* _WHAT NEEDS TO BE DONE_: Search the listing below for "граждан". Copy each matching line.

* _RECORDS FOR PROCESSING_:
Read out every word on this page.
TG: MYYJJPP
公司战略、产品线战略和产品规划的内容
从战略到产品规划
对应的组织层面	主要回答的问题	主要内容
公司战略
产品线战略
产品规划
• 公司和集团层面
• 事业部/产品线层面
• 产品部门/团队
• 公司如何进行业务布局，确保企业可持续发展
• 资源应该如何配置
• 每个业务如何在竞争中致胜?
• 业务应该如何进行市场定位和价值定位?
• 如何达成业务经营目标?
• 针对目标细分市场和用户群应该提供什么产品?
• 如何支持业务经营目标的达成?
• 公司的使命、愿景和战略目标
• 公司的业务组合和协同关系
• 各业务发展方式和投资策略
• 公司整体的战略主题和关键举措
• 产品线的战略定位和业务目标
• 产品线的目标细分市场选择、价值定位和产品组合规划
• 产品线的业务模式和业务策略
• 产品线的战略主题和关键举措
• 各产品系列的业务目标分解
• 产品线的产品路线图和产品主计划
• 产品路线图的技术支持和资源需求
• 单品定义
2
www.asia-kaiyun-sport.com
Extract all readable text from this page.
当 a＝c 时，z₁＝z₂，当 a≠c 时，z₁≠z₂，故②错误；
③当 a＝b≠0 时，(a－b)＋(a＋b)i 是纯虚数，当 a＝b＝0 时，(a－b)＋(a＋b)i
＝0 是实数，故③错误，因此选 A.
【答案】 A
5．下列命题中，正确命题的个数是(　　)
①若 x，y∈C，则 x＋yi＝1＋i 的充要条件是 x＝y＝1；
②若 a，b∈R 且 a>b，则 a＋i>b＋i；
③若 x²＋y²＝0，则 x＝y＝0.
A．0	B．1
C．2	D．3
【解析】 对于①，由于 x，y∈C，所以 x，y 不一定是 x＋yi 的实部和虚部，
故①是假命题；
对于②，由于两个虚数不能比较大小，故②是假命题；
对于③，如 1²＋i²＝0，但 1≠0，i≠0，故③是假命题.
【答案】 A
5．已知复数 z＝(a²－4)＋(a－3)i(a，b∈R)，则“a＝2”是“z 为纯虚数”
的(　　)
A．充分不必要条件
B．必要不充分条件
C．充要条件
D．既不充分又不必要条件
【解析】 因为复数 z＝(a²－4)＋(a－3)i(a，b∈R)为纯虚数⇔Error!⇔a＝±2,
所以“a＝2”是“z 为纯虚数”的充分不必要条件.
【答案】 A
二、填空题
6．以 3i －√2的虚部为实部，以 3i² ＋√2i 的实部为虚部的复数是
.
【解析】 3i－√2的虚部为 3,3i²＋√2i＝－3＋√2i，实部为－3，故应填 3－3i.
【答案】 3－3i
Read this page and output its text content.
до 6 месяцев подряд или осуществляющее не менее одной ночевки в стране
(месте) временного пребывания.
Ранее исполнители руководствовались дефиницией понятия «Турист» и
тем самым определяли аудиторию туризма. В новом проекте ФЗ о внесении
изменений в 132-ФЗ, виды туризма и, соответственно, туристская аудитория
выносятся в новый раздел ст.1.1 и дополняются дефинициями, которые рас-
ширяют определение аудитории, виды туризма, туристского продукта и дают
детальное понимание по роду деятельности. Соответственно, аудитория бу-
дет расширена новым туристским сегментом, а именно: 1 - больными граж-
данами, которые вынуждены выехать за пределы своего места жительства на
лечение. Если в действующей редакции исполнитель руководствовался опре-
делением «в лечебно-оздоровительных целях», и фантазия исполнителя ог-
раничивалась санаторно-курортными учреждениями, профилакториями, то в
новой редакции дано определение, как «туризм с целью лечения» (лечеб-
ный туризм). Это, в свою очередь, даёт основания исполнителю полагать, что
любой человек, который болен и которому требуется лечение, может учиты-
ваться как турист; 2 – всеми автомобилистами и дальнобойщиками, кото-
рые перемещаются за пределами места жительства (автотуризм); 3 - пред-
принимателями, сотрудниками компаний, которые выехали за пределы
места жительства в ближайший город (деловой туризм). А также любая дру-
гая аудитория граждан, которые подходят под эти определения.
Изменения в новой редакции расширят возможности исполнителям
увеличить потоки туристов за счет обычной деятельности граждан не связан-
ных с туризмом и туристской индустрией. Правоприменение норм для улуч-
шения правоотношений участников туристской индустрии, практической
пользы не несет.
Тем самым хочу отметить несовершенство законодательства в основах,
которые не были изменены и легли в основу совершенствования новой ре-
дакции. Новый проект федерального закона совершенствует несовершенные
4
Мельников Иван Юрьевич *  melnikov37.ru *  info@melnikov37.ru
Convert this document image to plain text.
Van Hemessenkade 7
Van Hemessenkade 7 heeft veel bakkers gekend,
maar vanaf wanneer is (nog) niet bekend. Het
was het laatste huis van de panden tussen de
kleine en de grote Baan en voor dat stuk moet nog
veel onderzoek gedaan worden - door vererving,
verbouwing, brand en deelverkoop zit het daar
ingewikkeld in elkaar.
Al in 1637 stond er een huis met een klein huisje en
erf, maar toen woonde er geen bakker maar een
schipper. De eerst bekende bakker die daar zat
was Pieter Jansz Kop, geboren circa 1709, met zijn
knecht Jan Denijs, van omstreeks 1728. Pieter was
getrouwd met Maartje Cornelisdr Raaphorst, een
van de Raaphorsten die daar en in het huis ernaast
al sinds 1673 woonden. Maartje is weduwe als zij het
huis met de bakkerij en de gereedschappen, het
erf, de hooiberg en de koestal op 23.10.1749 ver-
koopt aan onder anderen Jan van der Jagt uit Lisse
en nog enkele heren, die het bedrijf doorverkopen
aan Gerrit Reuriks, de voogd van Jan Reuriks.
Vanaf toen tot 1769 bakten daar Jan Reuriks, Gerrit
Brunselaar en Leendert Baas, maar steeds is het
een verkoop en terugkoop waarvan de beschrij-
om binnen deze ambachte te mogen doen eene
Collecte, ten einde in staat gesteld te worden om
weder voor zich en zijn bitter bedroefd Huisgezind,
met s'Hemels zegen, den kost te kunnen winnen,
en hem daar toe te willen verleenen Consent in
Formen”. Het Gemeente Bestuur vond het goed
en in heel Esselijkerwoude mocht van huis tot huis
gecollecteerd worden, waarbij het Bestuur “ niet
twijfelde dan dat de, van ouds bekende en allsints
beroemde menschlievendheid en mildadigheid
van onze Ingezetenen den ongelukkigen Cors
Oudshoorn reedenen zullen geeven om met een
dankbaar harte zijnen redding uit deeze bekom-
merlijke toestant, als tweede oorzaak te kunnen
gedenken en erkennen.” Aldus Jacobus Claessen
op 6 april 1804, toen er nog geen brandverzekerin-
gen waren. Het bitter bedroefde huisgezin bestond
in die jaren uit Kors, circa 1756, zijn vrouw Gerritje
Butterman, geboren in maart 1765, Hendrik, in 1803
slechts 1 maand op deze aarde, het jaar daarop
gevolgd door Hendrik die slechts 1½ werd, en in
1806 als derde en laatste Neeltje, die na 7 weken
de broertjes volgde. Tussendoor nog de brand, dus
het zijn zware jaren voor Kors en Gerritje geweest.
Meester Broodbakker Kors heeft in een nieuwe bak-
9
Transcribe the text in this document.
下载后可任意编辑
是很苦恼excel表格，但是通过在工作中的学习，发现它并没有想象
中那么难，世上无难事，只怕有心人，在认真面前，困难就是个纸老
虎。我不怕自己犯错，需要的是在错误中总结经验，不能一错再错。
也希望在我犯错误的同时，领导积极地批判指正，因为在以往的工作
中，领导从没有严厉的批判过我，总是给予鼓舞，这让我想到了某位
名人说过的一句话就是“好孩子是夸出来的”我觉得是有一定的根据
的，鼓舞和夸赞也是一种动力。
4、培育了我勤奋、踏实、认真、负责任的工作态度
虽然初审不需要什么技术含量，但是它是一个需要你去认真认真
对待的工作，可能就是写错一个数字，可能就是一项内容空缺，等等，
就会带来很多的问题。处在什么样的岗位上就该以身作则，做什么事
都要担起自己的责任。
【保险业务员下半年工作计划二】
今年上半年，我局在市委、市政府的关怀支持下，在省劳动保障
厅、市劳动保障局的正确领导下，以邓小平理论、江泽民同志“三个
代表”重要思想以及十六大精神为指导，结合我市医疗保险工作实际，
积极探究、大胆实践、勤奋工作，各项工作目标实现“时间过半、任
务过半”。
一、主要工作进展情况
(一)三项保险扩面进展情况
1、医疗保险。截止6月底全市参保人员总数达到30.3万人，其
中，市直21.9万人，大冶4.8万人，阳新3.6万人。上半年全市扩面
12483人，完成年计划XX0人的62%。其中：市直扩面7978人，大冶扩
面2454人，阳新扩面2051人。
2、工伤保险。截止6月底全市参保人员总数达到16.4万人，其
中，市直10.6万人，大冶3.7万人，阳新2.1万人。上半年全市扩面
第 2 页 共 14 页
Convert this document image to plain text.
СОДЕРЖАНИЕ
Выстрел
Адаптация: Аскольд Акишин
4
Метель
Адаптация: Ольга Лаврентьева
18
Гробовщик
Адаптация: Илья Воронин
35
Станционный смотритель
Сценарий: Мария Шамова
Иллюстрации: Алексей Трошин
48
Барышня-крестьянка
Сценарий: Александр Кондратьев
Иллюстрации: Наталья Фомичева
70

* _RESULT OF THE EXERCISE_:
гая аудитория граждан, которые подходят под эти определения.
увеличить потоки туристов за счет обычной деятельности граждан не связан-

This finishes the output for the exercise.